INPUT:
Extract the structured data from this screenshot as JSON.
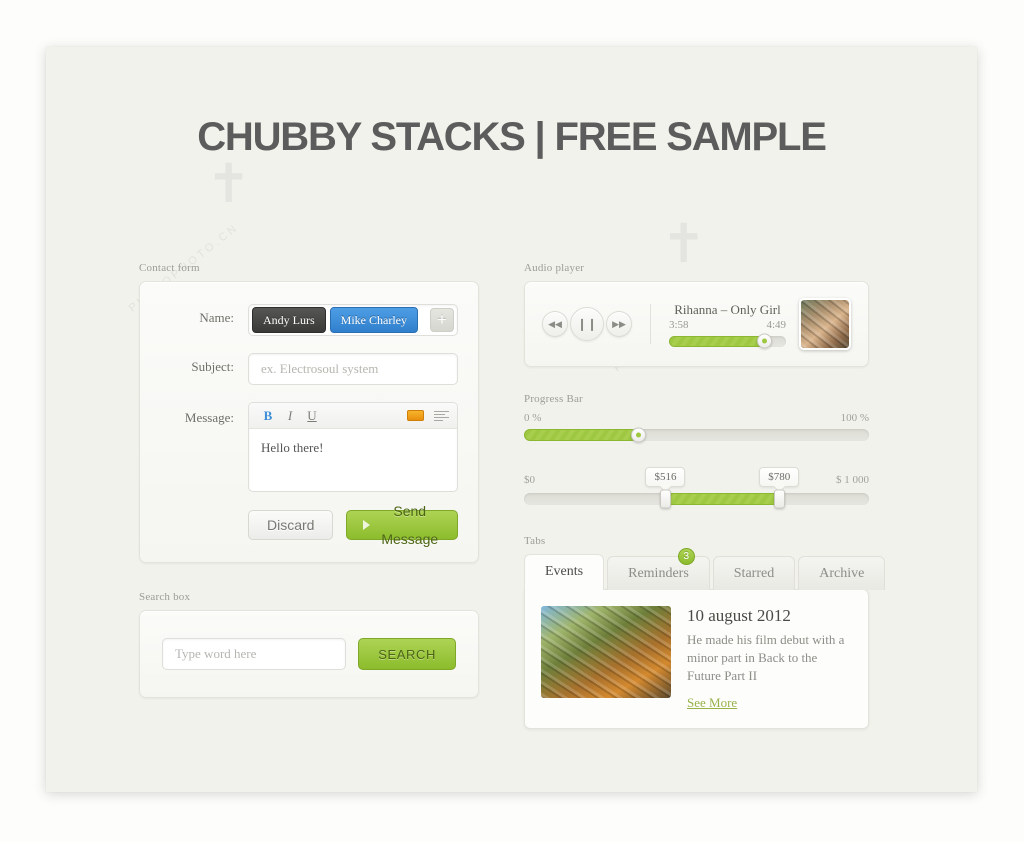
{
  "page": {
    "title": "CHUBBY STACKS | FREE SAMPLE",
    "accent_green": "#9EC841",
    "accent_blue": "#3C8DDE",
    "panel_bg": "#F2F2ED",
    "page_bg": "#FDFDFB",
    "watermark": "PHOTOPHOTO.CN"
  },
  "contact": {
    "section_label": "Contact form",
    "name_label": "Name:",
    "tags": [
      {
        "text": "Andy Lurs",
        "style": "dark"
      },
      {
        "text": "Mike Charley",
        "style": "blue"
      }
    ],
    "add_tag_label": "+",
    "subject_label": "Subject:",
    "subject_value": "",
    "subject_placeholder": "ex. Electrosoul system",
    "message_label": "Message:",
    "message_value": "Hello there!",
    "toolbar": {
      "bold": "B",
      "italic": "I",
      "underline": "U",
      "color_swatch": "color-swatch-icon",
      "align": "align-lines-icon"
    },
    "discard_label": "Discard",
    "send_label": "Send Message"
  },
  "search": {
    "section_label": "Search box",
    "value": "",
    "placeholder": "Type word here",
    "button_label": "SEARCH"
  },
  "audio": {
    "section_label": "Audio player",
    "track_title": "Rihanna – Only Girl",
    "elapsed": "3:58",
    "duration": "4:49",
    "progress_percent": 81,
    "controls": {
      "rewind": "⏪",
      "pause": "❙❙",
      "forward": "⏩"
    }
  },
  "progress": {
    "section_label": "Progress Bar",
    "single": {
      "min_label": "0 %",
      "max_label": "100 %",
      "value_percent": 33
    },
    "range": {
      "min_label": "$0",
      "max_label": "$ 1 000",
      "low_tip": "$516",
      "high_tip": "$780",
      "low_percent": 41,
      "high_percent": 74
    }
  },
  "tabs": {
    "section_label": "Tabs",
    "items": [
      {
        "label": "Events",
        "active": true,
        "badge": ""
      },
      {
        "label": "Reminders",
        "active": false,
        "badge": "3"
      },
      {
        "label": "Starred",
        "active": false,
        "badge": ""
      },
      {
        "label": "Archive",
        "active": false,
        "badge": ""
      }
    ],
    "content": {
      "title": "10 august 2012",
      "text": "He made his film debut with a minor part in Back to the Future Part II",
      "link": "See More"
    }
  }
}
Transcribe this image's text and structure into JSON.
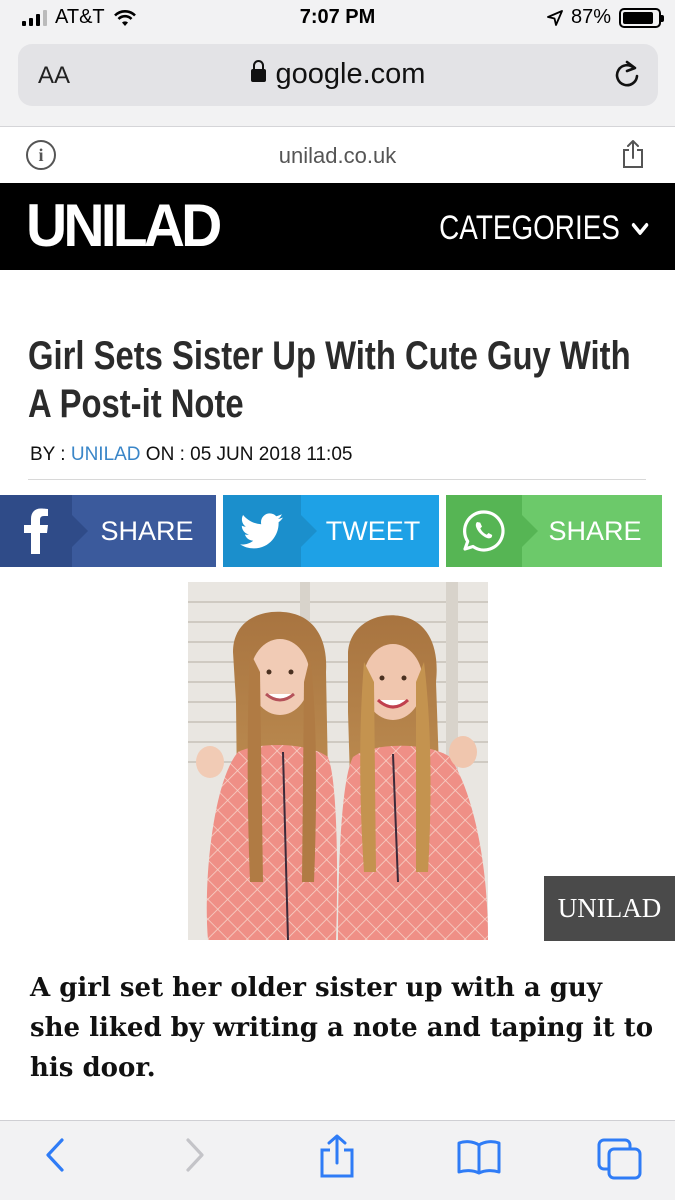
{
  "status": {
    "carrier": "AT&T",
    "time": "7:07 PM",
    "battery": "87%",
    "battery_level": 0.87
  },
  "browser": {
    "text_size_label": "AA",
    "url": "google.com",
    "site_domain": "unilad.co.uk"
  },
  "header": {
    "logo": "UNILAD",
    "categories_label": "CATEGORIES"
  },
  "article": {
    "title": "Girl Sets Sister Up With Cute Guy With A Post-it Note",
    "by_label": "BY : ",
    "author": "UNILAD",
    "date_label": " ON : 05 JUN 2018 11:05",
    "body": "A girl set her older sister up with a guy she liked by writing a note and taping it to his door.",
    "watermark": "UNILAD"
  },
  "share": {
    "facebook_label": "SHARE",
    "twitter_label": "TWEET",
    "whatsapp_label": "SHARE"
  },
  "colors": {
    "facebook": "#3b5a9c",
    "twitter": "#1ea1e6",
    "whatsapp": "#6cc96a",
    "accent_link": "#3a86c8",
    "ios_blue": "#2f7cf6"
  }
}
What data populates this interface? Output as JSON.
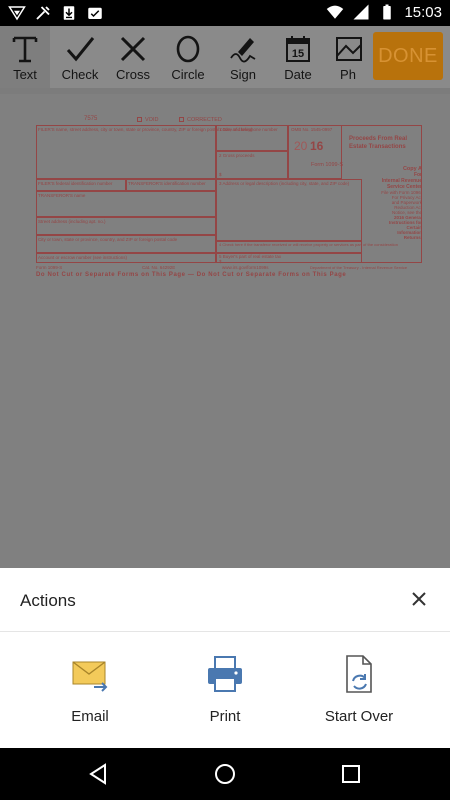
{
  "status_bar": {
    "time": "15:03",
    "icons": [
      "signal-outline-icon",
      "tools-icon",
      "download-icon",
      "image-check-icon",
      "wifi-icon",
      "cell-signal-icon",
      "battery-icon"
    ]
  },
  "toolbar": {
    "tools": [
      {
        "label": "Text",
        "icon": "text-T-icon",
        "active": true
      },
      {
        "label": "Check",
        "icon": "checkmark-icon"
      },
      {
        "label": "Cross",
        "icon": "cross-x-icon"
      },
      {
        "label": "Circle",
        "icon": "circle-icon"
      },
      {
        "label": "Sign",
        "icon": "pen-sign-icon"
      },
      {
        "label": "Date",
        "icon": "calendar-icon",
        "calendar_day": "15"
      },
      {
        "label": "Ph",
        "icon": "photo-icon"
      }
    ],
    "done_label": "DONE"
  },
  "document": {
    "form_code": "7575",
    "void_label": "VOID",
    "corrected_label": "CORRECTED",
    "filer_name_label": "FILER'S name, street address, city or town, state or province, country, ZIP or foreign postal code, and telephone number",
    "date_closing_label": "1 Date of closing",
    "omb_label": "OMB No. 1545-0997",
    "year_prefix": "20",
    "year_suffix": "16",
    "form_name": "Form 1099-S",
    "title_line1": "Proceeds From Real",
    "title_line2": "Estate Transactions",
    "gross_proceeds_label": "2 Gross proceeds",
    "dollar_sign": "$",
    "filer_tin_label": "FILER'S federal identification number",
    "transferor_tin_label": "TRANSFEROR'S identification number",
    "address_label": "3 Address or legal description (including city, state, and ZIP code)",
    "transferor_name_label": "TRANSFEROR'S name",
    "street_label": "Street address (including apt. no.)",
    "city_label": "City or town, state or province, country, and ZIP or foreign postal code",
    "account_label": "Account or escrow number (see instructions)",
    "check_here_label": "4 Check here if the transferor received or will receive property or services as part of the consideration",
    "buyer_tax_label": "5 Buyer's part of real estate tax",
    "copy_a_lines": [
      "Copy A",
      "For",
      "Internal Revenue",
      "Service Center",
      "File with Form 1096.",
      "For Privacy Act",
      "and Paperwork",
      "Reduction Act",
      "Notice, see the",
      "2016 General",
      "Instructions for",
      "Certain",
      "Information",
      "Returns."
    ],
    "footer_form": "Form 1099-S",
    "footer_cat": "Cat. No. 64292E",
    "footer_url": "www.irs.gov/form1099s",
    "footer_dept": "Department of the Treasury - Internal Revenue Service",
    "do_not_cut": "Do Not Cut or Separate Forms on This Page — Do Not Cut or Separate Forms on This Page"
  },
  "actions_sheet": {
    "title": "Actions",
    "items": [
      {
        "label": "Email",
        "icon": "email-send-icon"
      },
      {
        "label": "Print",
        "icon": "printer-icon"
      },
      {
        "label": "Start Over",
        "icon": "document-refresh-icon"
      }
    ]
  },
  "nav_bar": {
    "icons": [
      "back-triangle-icon",
      "home-circle-icon",
      "recents-square-icon"
    ]
  },
  "colors": {
    "toolbar_bg": "#8a8a8a",
    "done_bg": "#b8720c",
    "doc_overlay": "#808080",
    "form_red": "#944646",
    "sheet_bg": "#ffffff"
  }
}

WHAT THE EXERCISE ASKS:
Restate the whole listing above exactly, except for its images.

CORRECT RESPONSE:
Extract the structured data from this screenshot as JSON.
{
  "page": {
    "title": "CHUBBY STACKS | FREE SAMPLE",
    "accent_green": "#9EC841",
    "accent_blue": "#3C8DDE",
    "panel_bg": "#F2F2ED",
    "page_bg": "#FDFDFB",
    "watermark": "PHOTOPHOTO.CN"
  },
  "contact": {
    "section_label": "Contact form",
    "name_label": "Name:",
    "tags": [
      {
        "text": "Andy Lurs",
        "style": "dark"
      },
      {
        "text": "Mike Charley",
        "style": "blue"
      }
    ],
    "add_tag_label": "+",
    "subject_label": "Subject:",
    "subject_value": "",
    "subject_placeholder": "ex. Electrosoul system",
    "message_label": "Message:",
    "message_value": "Hello there!",
    "toolbar": {
      "bold": "B",
      "italic": "I",
      "underline": "U",
      "color_swatch": "color-swatch-icon",
      "align": "align-lines-icon"
    },
    "discard_label": "Discard",
    "send_label": "Send Message"
  },
  "search": {
    "section_label": "Search box",
    "value": "",
    "placeholder": "Type word here",
    "button_label": "SEARCH"
  },
  "audio": {
    "section_label": "Audio player",
    "track_title": "Rihanna – Only Girl",
    "elapsed": "3:58",
    "duration": "4:49",
    "progress_percent": 81,
    "controls": {
      "rewind": "⏪",
      "pause": "❙❙",
      "forward": "⏩"
    }
  },
  "progress": {
    "section_label": "Progress Bar",
    "single": {
      "min_label": "0 %",
      "max_label": "100 %",
      "value_percent": 33
    },
    "range": {
      "min_label": "$0",
      "max_label": "$ 1 000",
      "low_tip": "$516",
      "high_tip": "$780",
      "low_percent": 41,
      "high_percent": 74
    }
  },
  "tabs": {
    "section_label": "Tabs",
    "items": [
      {
        "label": "Events",
        "active": true,
        "badge": ""
      },
      {
        "label": "Reminders",
        "active": false,
        "badge": "3"
      },
      {
        "label": "Starred",
        "active": false,
        "badge": ""
      },
      {
        "label": "Archive",
        "active": false,
        "badge": ""
      }
    ],
    "content": {
      "title": "10 august 2012",
      "text": "He made his film debut with a minor part in Back to the Future Part II",
      "link": "See More"
    }
  }
}
Transcribe this image's text and structure into JSON.
{
  "status": {
    "carrier": "AT&T",
    "time": "7:07 PM",
    "battery": "87%",
    "battery_level": 0.87
  },
  "browser": {
    "text_size_label": "AA",
    "url": "google.com",
    "site_domain": "unilad.co.uk"
  },
  "header": {
    "logo": "UNILAD",
    "categories_label": "CATEGORIES"
  },
  "article": {
    "title": "Girl Sets Sister Up With Cute Guy With A Post-it Note",
    "by_label": "BY : ",
    "author": "UNILAD",
    "date_label": " ON : 05 JUN 2018 11:05",
    "body": "A girl set her older sister up with a guy she liked by writing a note and taping it to his door.",
    "watermark": "UNILAD"
  },
  "share": {
    "facebook_label": "SHARE",
    "twitter_label": "TWEET",
    "whatsapp_label": "SHARE"
  },
  "colors": {
    "facebook": "#3b5a9c",
    "twitter": "#1ea1e6",
    "whatsapp": "#6cc96a",
    "accent_link": "#3a86c8",
    "ios_blue": "#2f7cf6"
  }
}
What data populates this interface? Output as JSON.
{
  "status_bar": {
    "time": "15:03",
    "icons": [
      "signal-outline-icon",
      "tools-icon",
      "download-icon",
      "image-check-icon",
      "wifi-icon",
      "cell-signal-icon",
      "battery-icon"
    ]
  },
  "toolbar": {
    "tools": [
      {
        "label": "Text",
        "icon": "text-T-icon",
        "active": true
      },
      {
        "label": "Check",
        "icon": "checkmark-icon"
      },
      {
        "label": "Cross",
        "icon": "cross-x-icon"
      },
      {
        "label": "Circle",
        "icon": "circle-icon"
      },
      {
        "label": "Sign",
        "icon": "pen-sign-icon"
      },
      {
        "label": "Date",
        "icon": "calendar-icon",
        "calendar_day": "15"
      },
      {
        "label": "Ph",
        "icon": "photo-icon"
      }
    ],
    "done_label": "DONE"
  },
  "document": {
    "form_code": "7575",
    "void_label": "VOID",
    "corrected_label": "CORRECTED",
    "filer_name_label": "FILER'S name, street address, city or town, state or province, country, ZIP or foreign postal code, and telephone number",
    "date_closing_label": "1 Date of closing",
    "omb_label": "OMB No. 1545-0997",
    "year_prefix": "20",
    "year_suffix": "16",
    "form_name": "Form 1099-S",
    "title_line1": "Proceeds From Real",
    "title_line2": "Estate Transactions",
    "gross_proceeds_label": "2 Gross proceeds",
    "dollar_sign": "$",
    "filer_tin_label": "FILER'S federal identification number",
    "transferor_tin_label": "TRANSFEROR'S identification number",
    "address_label": "3 Address or legal description (including city, state, and ZIP code)",
    "transferor_name_label": "TRANSFEROR'S name",
    "street_label": "Street address (including apt. no.)",
    "city_label": "City or town, state or province, country, and ZIP or foreign postal code",
    "account_label": "Account or escrow number (see instructions)",
    "check_here_label": "4 Check here if the transferor received or will receive property or services as part of the consideration",
    "buyer_tax_label": "5 Buyer's part of real estate tax",
    "copy_a_lines": [
      "Copy A",
      "For",
      "Internal Revenue",
      "Service Center",
      "File with Form 1096.",
      "For Privacy Act",
      "and Paperwork",
      "Reduction Act",
      "Notice, see the",
      "2016 General",
      "Instructions for",
      "Certain",
      "Information",
      "Returns."
    ],
    "footer_form": "Form 1099-S",
    "footer_cat": "Cat. No. 64292E",
    "footer_url": "www.irs.gov/form1099s",
    "footer_dept": "Department of the Treasury - Internal Revenue Service",
    "do_not_cut": "Do Not Cut or Separate Forms on This Page — Do Not Cut or Separate Forms on This Page"
  },
  "actions_sheet": {
    "title": "Actions",
    "items": [
      {
        "label": "Email",
        "icon": "email-send-icon"
      },
      {
        "label": "Print",
        "icon": "printer-icon"
      },
      {
        "label": "Start Over",
        "icon": "document-refresh-icon"
      }
    ]
  },
  "nav_bar": {
    "icons": [
      "back-triangle-icon",
      "home-circle-icon",
      "recents-square-icon"
    ]
  },
  "colors": {
    "toolbar_bg": "#8a8a8a",
    "done_bg": "#b8720c",
    "doc_overlay": "#808080",
    "form_red": "#944646",
    "sheet_bg": "#ffffff"
  }
}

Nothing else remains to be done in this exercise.